> **EXERCISE DESCRIPTION**: Transcribe the material in full. Nothing should differ except that the pictures are left out.

[Stored records]
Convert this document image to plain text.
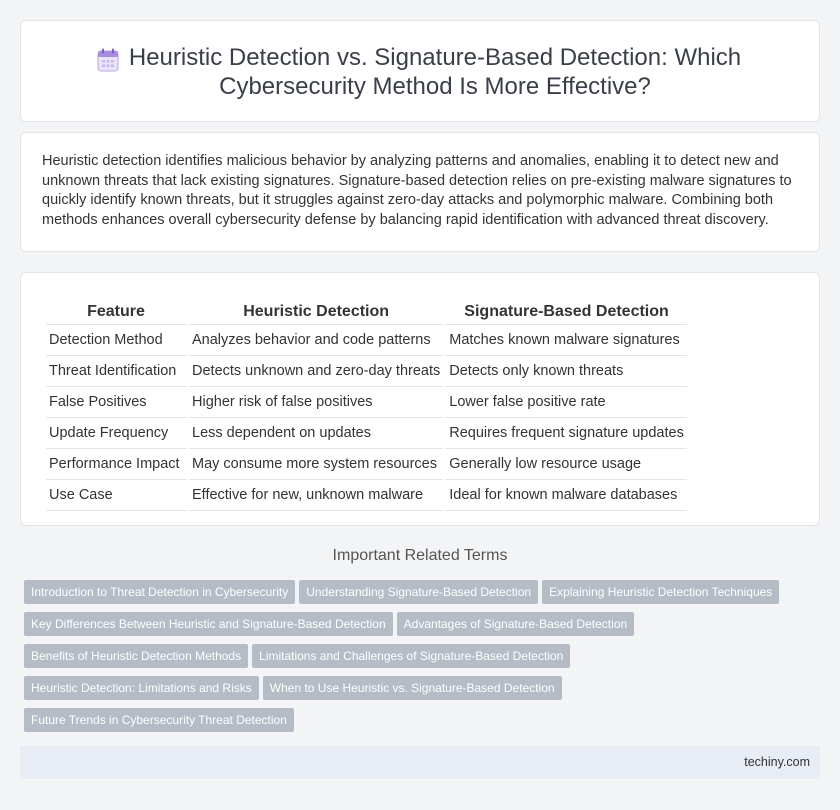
Heuristic Detection vs. Signature-Based Detection: Which Cybersecurity Method Is More Effective?

Heuristic detection identifies malicious behavior by analyzing patterns and anomalies, enabling it to detect new and unknown threats that lack existing signatures. Signature-based detection relies on pre-existing malware signatures to quickly identify known threats, but it struggles against zero-day attacks and polymorphic malware. Combining both methods enhances overall cybersecurity defense by balancing rapid identification with advanced threat discovery.

Feature	Heuristic Detection	Signature-Based Detection
Detection Method	Analyzes behavior and code patterns	Matches known malware signatures
Threat Identification	Detects unknown and zero-day threats	Detects only known threats
False Positives	Higher risk of false positives	Lower false positive rate
Update Frequency	Less dependent on updates	Requires frequent signature updates
Performance Impact	May consume more system resources	Generally low resource usage
Use Case	Effective for new, unknown malware	Ideal for known malware databases
Important Related Terms
Introduction to Threat Detection in Cybersecurity Understanding Signature-Based Detection Explaining Heuristic Detection Techniques
Key Differences Between Heuristic and Signature-Based Detection Advantages of Signature-Based Detection
Benefits of Heuristic Detection Methods Limitations and Challenges of Signature-Based Detection
Heuristic Detection: Limitations and Risks When to Use Heuristic vs. Signature-Based Detection
Future Trends in Cybersecurity Threat Detection
techiny.com
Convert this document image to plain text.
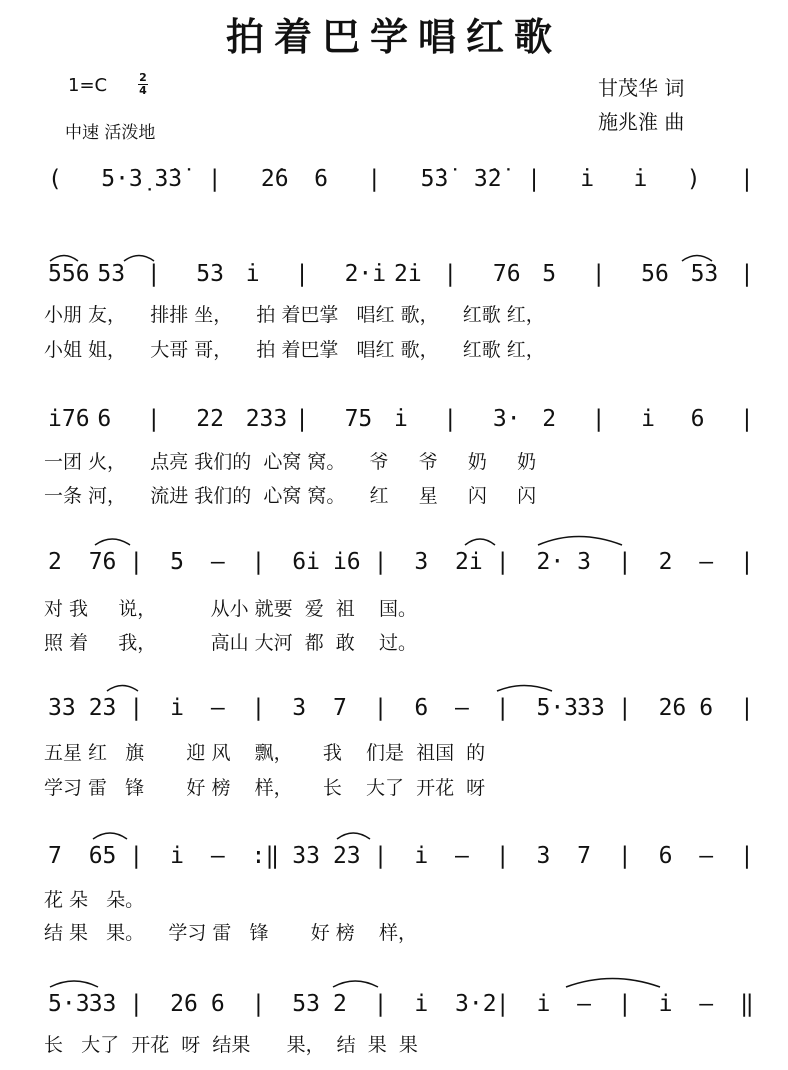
拍着巴学唱红歌
1=C	2
4
中速 活泼地
甘茂华 词
施兆淮 曲
( 5·3̣ 3̇3̇ | 2̇6 6 | 5̇3̇ 3̇2̇ | i̇ i̇ ) |
556 53 | 53 i̇ | 2·i̇ 2i̇ | 76 5 | 56 53 |
小朋 友，    排排 坐，    拍 着巴掌   唱红 歌，    红歌 红，
小姐 姐，    大哥 哥，    拍 着巴掌   唱红 歌，    红歌 红，
i76 6 | 22 233 | 75 i̇ | 3· 2 | i 6 |
一团 火，    点亮 我们的  心窝 窝。    爷     爷     奶     奶
一条 河，    流进 我们的  心窝 窝。    红     星     闪     闪
2 76 | 5 — | 6i i6 | 3 2i | 2· 3 | 2 — |
对 我     说，         从小 就要  爱  祖    国。
照 着     我，         高山 大河  都  敢    过。
33 23 | i — | 3 7 | 6 — | 5·3 33 | 26 6 |
五星 红   旗       迎 风    飘，     我    们是  祖国  的
学习 雷   锋       好 榜    样，     长    大了  开花  呀
7 65 | i — :‖ 33 23 | i — | 3 7 | 6 — |
花 朵   朵。
结 果   果。    学习 雷   锋       好 榜    样，
5·3 33 | 26 6 | 53 2 | i 3·2 | i — | i — ‖
长   大了  开花  呀  结果      果，  结  果  果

> **RESPONSE TO THIS EXERCISE**:
Convert this document image to plain text.
Heuristic Detection vs. Signature-Based Detection: Which Cybersecurity Method Is More Effective?

Heuristic detection identifies malicious behavior by analyzing patterns and anomalies, enabling it to detect new and unknown threats that lack existing signatures. Signature-based detection relies on pre-existing malware signatures to quickly identify known threats, but it struggles against zero-day attacks and polymorphic malware. Combining both methods enhances overall cybersecurity defense by balancing rapid identification with advanced threat discovery.

Feature	Heuristic Detection	Signature-Based Detection
Detection Method	Analyzes behavior and code patterns	Matches known malware signatures
Threat Identification	Detects unknown and zero-day threats	Detects only known threats
False Positives	Higher risk of false positives	Lower false positive rate
Update Frequency	Less dependent on updates	Requires frequent signature updates
Performance Impact	May consume more system resources	Generally low resource usage
Use Case	Effective for new, unknown malware	Ideal for known malware databases
Important Related Terms
Introduction to Threat Detection in Cybersecurity Understanding Signature-Based Detection Explaining Heuristic Detection Techniques
Key Differences Between Heuristic and Signature-Based Detection Advantages of Signature-Based Detection
Benefits of Heuristic Detection Methods Limitations and Challenges of Signature-Based Detection
Heuristic Detection: Limitations and Risks When to Use Heuristic vs. Signature-Based Detection
Future Trends in Cybersecurity Threat Detection
techiny.com
Convert this document image to plain text.
拍着巴学唱红歌
1=C	2
4
中速 活泼地
甘茂华 词
施兆淮 曲
( 5·3̣ 3̇3̇ | 2̇6 6 | 5̇3̇ 3̇2̇ | i̇ i̇ ) |
556 53 | 53 i̇ | 2·i̇ 2i̇ | 76 5 | 56 53 |
小朋 友，    排排 坐，    拍 着巴掌   唱红 歌，    红歌 红，
小姐 姐，    大哥 哥，    拍 着巴掌   唱红 歌，    红歌 红，
i76 6 | 22 233 | 75 i̇ | 3· 2 | i 6 |
一团 火，    点亮 我们的  心窝 窝。    爷     爷     奶     奶
一条 河，    流进 我们的  心窝 窝。    红     星     闪     闪
2 76 | 5 — | 6i i6 | 3 2i | 2· 3 | 2 — |
对 我     说，         从小 就要  爱  祖    国。
照 着     我，         高山 大河  都  敢    过。
33 23 | i — | 3 7 | 6 — | 5·3 33 | 26 6 |
五星 红   旗       迎 风    飘，     我    们是  祖国  的
学习 雷   锋       好 榜    样，     长    大了  开花  呀
7 65 | i — :‖ 33 23 | i — | 3 7 | 6 — |
花 朵   朵。
结 果   果。    学习 雷   锋       好 榜    样，
5·3 33 | 26 6 | 53 2 | i 3·2 | i — | i — ‖
长   大了  开花  呀  结果      果，  结  果  果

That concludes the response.